* Written request
Below is a listing. Gather each line of it that contains "fill".

* Records for the exercise
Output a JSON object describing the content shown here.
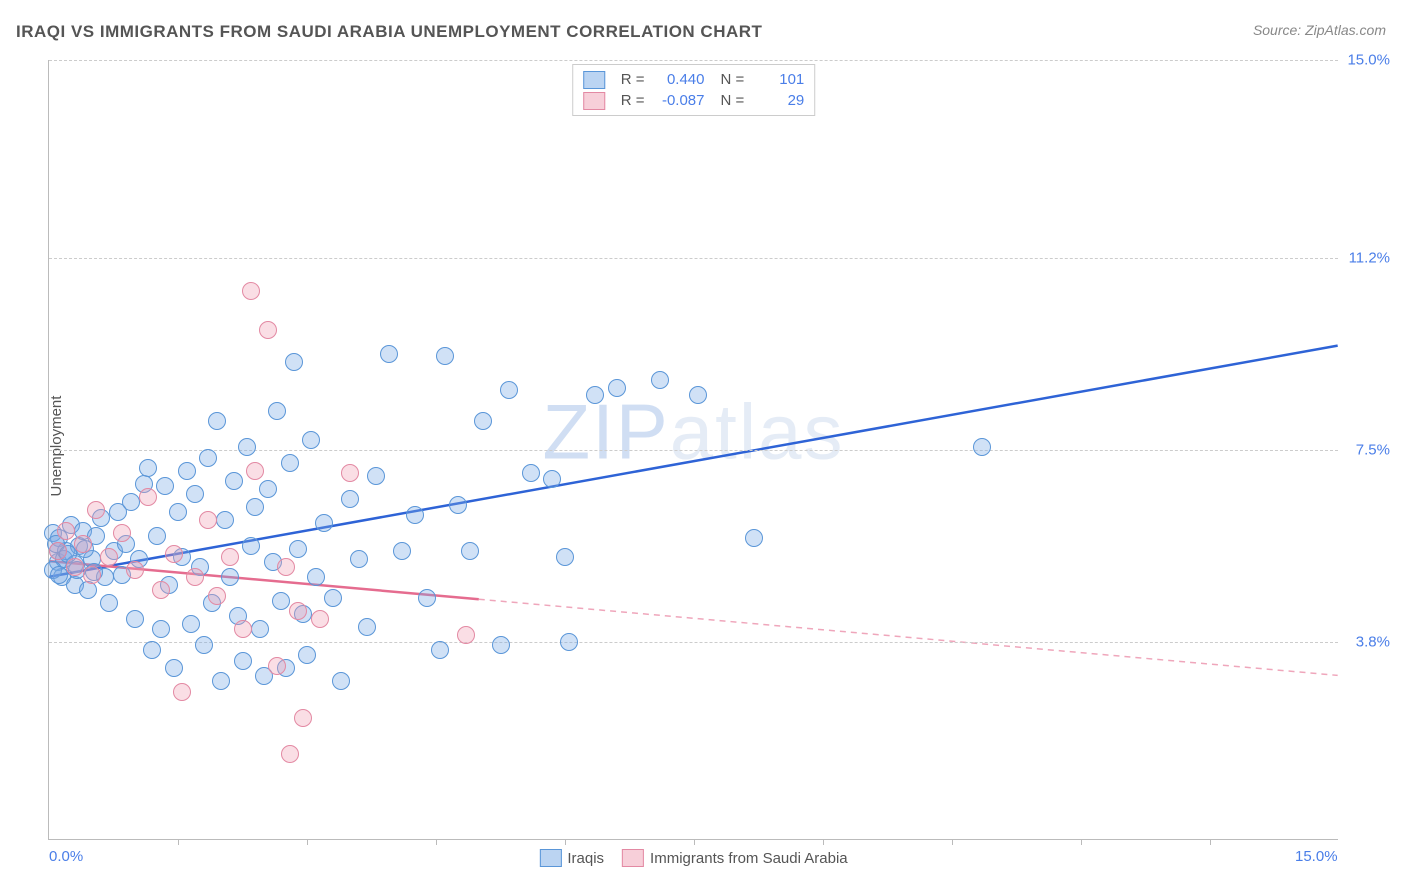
{
  "title": "IRAQI VS IMMIGRANTS FROM SAUDI ARABIA UNEMPLOYMENT CORRELATION CHART",
  "source": "Source: ZipAtlas.com",
  "ylabel": "Unemployment",
  "watermark": {
    "zip": "ZIP",
    "atlas": "atlas"
  },
  "chart": {
    "type": "scatter",
    "xlim": [
      0.0,
      15.0
    ],
    "ylim": [
      0.0,
      15.0
    ],
    "x_labels": [
      {
        "val": 0.0,
        "text": "0.0%"
      },
      {
        "val": 15.0,
        "text": "15.0%"
      }
    ],
    "y_gridlines": [
      {
        "val": 3.8,
        "text": "3.8%"
      },
      {
        "val": 7.5,
        "text": "7.5%"
      },
      {
        "val": 11.2,
        "text": "11.2%"
      },
      {
        "val": 15.0,
        "text": "15.0%"
      }
    ],
    "y_right_top": "15.0%",
    "xticks": [
      1.5,
      3.0,
      4.5,
      6.0,
      7.5,
      9.0,
      10.5,
      12.0,
      13.5
    ],
    "background_color": "#ffffff",
    "grid_color": "#cccccc",
    "axis_color": "#bbbbbb",
    "marker_radius": 9,
    "line_width": 2.5,
    "series": [
      {
        "key": "iraqis",
        "label": "Iraqis",
        "R": "0.440",
        "N": "101",
        "fill": "rgba(120, 170, 230, 0.35)",
        "stroke": "#5a96d8",
        "line_color": "#2e63d6",
        "trend": {
          "x1": 0.0,
          "y1": 5.05,
          "x2": 15.0,
          "y2": 9.5,
          "solid_until_x": 15.0
        },
        "points": [
          [
            0.05,
            5.9
          ],
          [
            0.1,
            5.35
          ],
          [
            0.1,
            5.55
          ],
          [
            0.12,
            5.8
          ],
          [
            0.15,
            5.05
          ],
          [
            0.18,
            5.4
          ],
          [
            0.2,
            5.55
          ],
          [
            0.25,
            6.05
          ],
          [
            0.3,
            5.3
          ],
          [
            0.3,
            4.9
          ],
          [
            0.35,
            5.65
          ],
          [
            0.4,
            5.95
          ],
          [
            0.45,
            4.8
          ],
          [
            0.5,
            5.4
          ],
          [
            0.55,
            5.85
          ],
          [
            0.6,
            6.2
          ],
          [
            0.65,
            5.05
          ],
          [
            0.7,
            4.55
          ],
          [
            0.75,
            5.55
          ],
          [
            0.8,
            6.3
          ],
          [
            0.85,
            5.1
          ],
          [
            0.9,
            5.7
          ],
          [
            0.95,
            6.5
          ],
          [
            1.0,
            4.25
          ],
          [
            1.05,
            5.4
          ],
          [
            1.1,
            6.85
          ],
          [
            1.15,
            7.15
          ],
          [
            1.2,
            3.65
          ],
          [
            1.25,
            5.85
          ],
          [
            1.3,
            4.05
          ],
          [
            1.35,
            6.8
          ],
          [
            1.4,
            4.9
          ],
          [
            1.45,
            3.3
          ],
          [
            1.5,
            6.3
          ],
          [
            1.55,
            5.45
          ],
          [
            1.6,
            7.1
          ],
          [
            1.65,
            4.15
          ],
          [
            1.7,
            6.65
          ],
          [
            1.75,
            5.25
          ],
          [
            1.8,
            3.75
          ],
          [
            1.85,
            7.35
          ],
          [
            1.9,
            4.55
          ],
          [
            1.95,
            8.05
          ],
          [
            2.0,
            3.05
          ],
          [
            2.05,
            6.15
          ],
          [
            2.1,
            5.05
          ],
          [
            2.15,
            6.9
          ],
          [
            2.2,
            4.3
          ],
          [
            2.25,
            3.45
          ],
          [
            2.3,
            7.55
          ],
          [
            2.35,
            5.65
          ],
          [
            2.4,
            6.4
          ],
          [
            2.45,
            4.05
          ],
          [
            2.5,
            3.15
          ],
          [
            2.55,
            6.75
          ],
          [
            2.6,
            5.35
          ],
          [
            2.65,
            8.25
          ],
          [
            2.7,
            4.6
          ],
          [
            2.75,
            3.3
          ],
          [
            2.8,
            7.25
          ],
          [
            2.85,
            9.2
          ],
          [
            2.9,
            5.6
          ],
          [
            2.95,
            4.35
          ],
          [
            3.0,
            3.55
          ],
          [
            3.05,
            7.7
          ],
          [
            3.1,
            5.05
          ],
          [
            3.2,
            6.1
          ],
          [
            3.3,
            4.65
          ],
          [
            3.4,
            3.05
          ],
          [
            3.5,
            6.55
          ],
          [
            3.6,
            5.4
          ],
          [
            3.7,
            4.1
          ],
          [
            3.8,
            7.0
          ],
          [
            3.95,
            9.35
          ],
          [
            4.1,
            5.55
          ],
          [
            4.25,
            6.25
          ],
          [
            4.4,
            4.65
          ],
          [
            4.55,
            3.65
          ],
          [
            4.6,
            9.3
          ],
          [
            4.75,
            6.45
          ],
          [
            4.9,
            5.55
          ],
          [
            5.05,
            8.05
          ],
          [
            5.25,
            3.75
          ],
          [
            5.35,
            8.65
          ],
          [
            5.6,
            7.05
          ],
          [
            5.85,
            6.95
          ],
          [
            6.0,
            5.45
          ],
          [
            6.05,
            3.8
          ],
          [
            6.35,
            8.55
          ],
          [
            6.6,
            8.7
          ],
          [
            7.1,
            8.85
          ],
          [
            7.55,
            8.55
          ],
          [
            8.2,
            5.8
          ],
          [
            10.85,
            7.55
          ],
          [
            0.05,
            5.2
          ],
          [
            0.08,
            5.7
          ],
          [
            0.12,
            5.1
          ],
          [
            0.22,
            5.5
          ],
          [
            0.32,
            5.2
          ],
          [
            0.42,
            5.6
          ],
          [
            0.52,
            5.15
          ]
        ]
      },
      {
        "key": "saudi",
        "label": "Immigrants from Saudi Arabia",
        "R": "-0.087",
        "N": "29",
        "fill": "rgba(240, 160, 180, 0.35)",
        "stroke": "#e389a3",
        "line_color": "#e56c8f",
        "trend": {
          "x1": 0.0,
          "y1": 5.35,
          "x2": 15.0,
          "y2": 3.15,
          "solid_until_x": 5.0
        },
        "points": [
          [
            0.1,
            5.55
          ],
          [
            0.2,
            5.95
          ],
          [
            0.3,
            5.25
          ],
          [
            0.4,
            5.7
          ],
          [
            0.5,
            5.1
          ],
          [
            0.55,
            6.35
          ],
          [
            0.7,
            5.45
          ],
          [
            0.85,
            5.9
          ],
          [
            1.0,
            5.2
          ],
          [
            1.15,
            6.6
          ],
          [
            1.3,
            4.8
          ],
          [
            1.45,
            5.5
          ],
          [
            1.55,
            2.85
          ],
          [
            1.7,
            5.05
          ],
          [
            1.85,
            6.15
          ],
          [
            1.95,
            4.7
          ],
          [
            2.1,
            5.45
          ],
          [
            2.25,
            4.05
          ],
          [
            2.35,
            10.55
          ],
          [
            2.4,
            7.1
          ],
          [
            2.55,
            9.8
          ],
          [
            2.65,
            3.35
          ],
          [
            2.75,
            5.25
          ],
          [
            2.8,
            1.65
          ],
          [
            2.9,
            4.4
          ],
          [
            2.95,
            2.35
          ],
          [
            3.15,
            4.25
          ],
          [
            3.5,
            7.05
          ],
          [
            4.85,
            3.95
          ]
        ]
      }
    ]
  },
  "legend_top": {
    "r_label": "R =",
    "n_label": "N ="
  },
  "legend_bottom": [
    {
      "label": "Iraqis",
      "fill": "rgba(120, 170, 230, 0.5)",
      "stroke": "#5a96d8"
    },
    {
      "label": "Immigrants from Saudi Arabia",
      "fill": "rgba(240, 160, 180, 0.5)",
      "stroke": "#e389a3"
    }
  ]
}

* Reply to the task
        "fill": "rgba(120, 170, 230, 0.35)",
        "fill": "rgba(240, 160, 180, 0.35)",
      "fill": "rgba(120, 170, 230, 0.5)",
      "fill": "rgba(240, 160, 180, 0.5)",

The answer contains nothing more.